## Assigned task
Every record must appear in the answer exactly as it stands.

## Stored items from a collection
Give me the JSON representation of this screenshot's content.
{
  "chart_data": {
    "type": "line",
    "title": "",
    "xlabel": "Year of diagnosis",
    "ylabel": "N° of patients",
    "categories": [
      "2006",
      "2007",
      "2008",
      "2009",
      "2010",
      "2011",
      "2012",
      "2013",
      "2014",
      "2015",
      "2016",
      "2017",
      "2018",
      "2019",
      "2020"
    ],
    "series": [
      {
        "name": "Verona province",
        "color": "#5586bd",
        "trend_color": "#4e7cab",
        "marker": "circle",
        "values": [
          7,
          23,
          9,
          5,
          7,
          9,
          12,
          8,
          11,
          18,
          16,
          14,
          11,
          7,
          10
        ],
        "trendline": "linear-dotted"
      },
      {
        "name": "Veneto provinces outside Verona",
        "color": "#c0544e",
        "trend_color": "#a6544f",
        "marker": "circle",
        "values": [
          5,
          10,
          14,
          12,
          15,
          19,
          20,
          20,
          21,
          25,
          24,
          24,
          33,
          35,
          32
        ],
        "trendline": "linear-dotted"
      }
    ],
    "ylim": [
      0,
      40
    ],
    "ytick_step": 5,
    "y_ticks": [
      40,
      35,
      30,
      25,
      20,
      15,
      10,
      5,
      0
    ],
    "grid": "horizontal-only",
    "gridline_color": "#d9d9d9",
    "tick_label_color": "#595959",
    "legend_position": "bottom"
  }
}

## Answer to this exercise
Give me the JSON representation of this screenshot's content.
{
  "chart_data": {
    "type": "line",
    "title": "",
    "xlabel": "Year of diagnosis",
    "ylabel": "N° of patients",
    "categories": [
      "2006",
      "2007",
      "2008",
      "2009",
      "2010",
      "2011",
      "2012",
      "2013",
      "2014",
      "2015",
      "2016",
      "2017",
      "2018",
      "2019",
      "2020"
    ],
    "series": [
      {
        "name": "Verona province",
        "color": "#5586bd",
        "trend_color": "#4e7cab",
        "marker": "circle",
        "values": [
          7,
          23,
          9,
          5,
          7,
          9,
          12,
          8,
          11,
          18,
          16,
          14,
          11,
          7,
          10
        ],
        "trendline": "linear-dotted"
      },
      {
        "name": "Veneto provinces outside Verona",
        "color": "#c0544e",
        "trend_color": "#a6544f",
        "marker": "circle",
        "values": [
          5,
          10,
          14,
          12,
          15,
          19,
          20,
          20,
          21,
          25,
          24,
          24,
          33,
          35,
          32
        ],
        "trendline": "linear-dotted"
      }
    ],
    "ylim": [
      0,
      40
    ],
    "ytick_step": 5,
    "y_ticks": [
      40,
      35,
      30,
      25,
      20,
      15,
      10,
      5,
      0
    ],
    "grid": "horizontal-only",
    "gridline_color": "#d9d9d9",
    "tick_label_color": "#595959",
    "legend_position": "bottom"
  }
}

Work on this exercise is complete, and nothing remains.